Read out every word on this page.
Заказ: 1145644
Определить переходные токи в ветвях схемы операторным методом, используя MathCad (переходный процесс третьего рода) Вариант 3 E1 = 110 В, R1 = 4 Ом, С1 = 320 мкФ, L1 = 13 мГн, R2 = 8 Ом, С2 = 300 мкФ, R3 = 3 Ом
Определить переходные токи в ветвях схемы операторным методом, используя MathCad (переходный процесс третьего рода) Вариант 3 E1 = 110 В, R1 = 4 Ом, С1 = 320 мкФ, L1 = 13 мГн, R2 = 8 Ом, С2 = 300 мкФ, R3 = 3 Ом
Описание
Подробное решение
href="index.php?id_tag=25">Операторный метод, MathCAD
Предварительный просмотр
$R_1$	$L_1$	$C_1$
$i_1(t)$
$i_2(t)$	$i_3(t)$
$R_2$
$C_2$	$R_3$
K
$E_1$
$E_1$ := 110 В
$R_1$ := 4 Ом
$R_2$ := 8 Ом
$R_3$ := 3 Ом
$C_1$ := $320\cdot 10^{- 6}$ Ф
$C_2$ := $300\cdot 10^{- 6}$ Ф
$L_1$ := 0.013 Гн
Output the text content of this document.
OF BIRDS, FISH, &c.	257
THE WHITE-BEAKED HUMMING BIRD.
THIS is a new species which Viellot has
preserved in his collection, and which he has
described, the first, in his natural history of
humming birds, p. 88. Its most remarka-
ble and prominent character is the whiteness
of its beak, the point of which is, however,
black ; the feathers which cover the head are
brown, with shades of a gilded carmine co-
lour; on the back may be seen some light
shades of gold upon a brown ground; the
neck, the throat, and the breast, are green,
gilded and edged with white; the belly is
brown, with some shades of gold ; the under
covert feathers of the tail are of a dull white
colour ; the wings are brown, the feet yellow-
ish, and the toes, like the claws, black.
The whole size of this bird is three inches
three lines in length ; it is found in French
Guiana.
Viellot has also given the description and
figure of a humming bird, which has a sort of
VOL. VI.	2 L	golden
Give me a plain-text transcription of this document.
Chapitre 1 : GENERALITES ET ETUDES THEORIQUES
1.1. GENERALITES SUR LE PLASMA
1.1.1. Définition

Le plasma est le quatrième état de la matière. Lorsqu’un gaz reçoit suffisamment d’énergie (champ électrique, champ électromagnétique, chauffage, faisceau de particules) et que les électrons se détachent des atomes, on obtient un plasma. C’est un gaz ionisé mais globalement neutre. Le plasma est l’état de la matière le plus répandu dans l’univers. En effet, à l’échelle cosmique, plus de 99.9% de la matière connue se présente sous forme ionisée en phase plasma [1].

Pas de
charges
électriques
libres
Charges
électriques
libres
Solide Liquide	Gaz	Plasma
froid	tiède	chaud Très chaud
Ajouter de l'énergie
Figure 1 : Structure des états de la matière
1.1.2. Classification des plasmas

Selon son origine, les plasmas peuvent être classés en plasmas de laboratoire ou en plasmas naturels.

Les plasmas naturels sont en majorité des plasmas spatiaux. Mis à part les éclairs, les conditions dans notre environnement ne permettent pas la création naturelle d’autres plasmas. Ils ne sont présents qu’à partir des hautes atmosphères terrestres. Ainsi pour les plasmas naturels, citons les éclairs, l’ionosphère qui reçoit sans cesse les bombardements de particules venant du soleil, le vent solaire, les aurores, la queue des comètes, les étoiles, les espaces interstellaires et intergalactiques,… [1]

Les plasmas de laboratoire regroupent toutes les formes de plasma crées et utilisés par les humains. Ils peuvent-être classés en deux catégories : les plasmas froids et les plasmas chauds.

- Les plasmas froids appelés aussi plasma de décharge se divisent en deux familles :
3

■ ■ ■ ■ ■

> _EXERCISE DIRECTIONS_
Repeat every record exactly as written, please.

> _ANSWER TO THE PROBLEM_
Read out every word on this page.
Заказ: 1145644
Определить переходные токи в ветвях схемы операторным методом, используя MathCad (переходный процесс третьего рода) Вариант 3 E1 = 110 В, R1 = 4 Ом, С1 = 320 мкФ, L1 = 13 мГн, R2 = 8 Ом, С2 = 300 мкФ, R3 = 3 Ом
Определить переходные токи в ветвях схемы операторным методом, используя MathCad (переходный процесс третьего рода) Вариант 3 E1 = 110 В, R1 = 4 Ом, С1 = 320 мкФ, L1 = 13 мГн, R2 = 8 Ом, С2 = 300 мкФ, R3 = 3 Ом
Описание
Подробное решение
href="index.php?id_tag=25">Операторный метод, MathCAD
Предварительный просмотр
$R_1$	$L_1$	$C_1$
$i_1(t)$
$i_2(t)$	$i_3(t)$
$R_2$
$C_2$	$R_3$
K
$E_1$
$E_1$ := 110 В
$R_1$ := 4 Ом
$R_2$ := 8 Ом
$R_3$ := 3 Ом
$C_1$ := $320\cdot 10^{- 6}$ Ф
$C_2$ := $300\cdot 10^{- 6}$ Ф
$L_1$ := 0.013 Гн
Output the text content of this document.
OF BIRDS, FISH, &c.	257
THE WHITE-BEAKED HUMMING BIRD.
THIS is a new species which Viellot has
preserved in his collection, and which he has
described, the first, in his natural history of
humming birds, p. 88. Its most remarka-
ble and prominent character is the whiteness
of its beak, the point of which is, however,
black ; the feathers which cover the head are
brown, with shades of a gilded carmine co-
lour; on the back may be seen some light
shades of gold upon a brown ground; the
neck, the throat, and the breast, are green,
gilded and edged with white; the belly is
brown, with some shades of gold ; the under
covert feathers of the tail are of a dull white
colour ; the wings are brown, the feet yellow-
ish, and the toes, like the claws, black.
The whole size of this bird is three inches
three lines in length ; it is found in French
Guiana.
Viellot has also given the description and
figure of a humming bird, which has a sort of
VOL. VI.	2 L	golden
Give me a plain-text transcription of this document.
Chapitre 1 : GENERALITES ET ETUDES THEORIQUES
1.1. GENERALITES SUR LE PLASMA
1.1.1. Définition

Le plasma est le quatrième état de la matière. Lorsqu’un gaz reçoit suffisamment d’énergie (champ électrique, champ électromagnétique, chauffage, faisceau de particules) et que les électrons se détachent des atomes, on obtient un plasma. C’est un gaz ionisé mais globalement neutre. Le plasma est l’état de la matière le plus répandu dans l’univers. En effet, à l’échelle cosmique, plus de 99.9% de la matière connue se présente sous forme ionisée en phase plasma [1].

Pas de
charges
électriques
libres
Charges
électriques
libres
Solide Liquide	Gaz	Plasma
froid	tiède	chaud Très chaud
Ajouter de l'énergie
Figure 1 : Structure des états de la matière
1.1.2. Classification des plasmas

Selon son origine, les plasmas peuvent être classés en plasmas de laboratoire ou en plasmas naturels.

Les plasmas naturels sont en majorité des plasmas spatiaux. Mis à part les éclairs, les conditions dans notre environnement ne permettent pas la création naturelle d’autres plasmas. Ils ne sont présents qu’à partir des hautes atmosphères terrestres. Ainsi pour les plasmas naturels, citons les éclairs, l’ionosphère qui reçoit sans cesse les bombardements de particules venant du soleil, le vent solaire, les aurores, la queue des comètes, les étoiles, les espaces interstellaires et intergalactiques,… [1]

Les plasmas de laboratoire regroupent toutes les formes de plasma crées et utilisés par les humains. Ils peuvent-être classés en deux catégories : les plasmas froids et les plasmas chauds.

- Les plasmas froids appelés aussi plasma de décharge se divisent en deux familles :
3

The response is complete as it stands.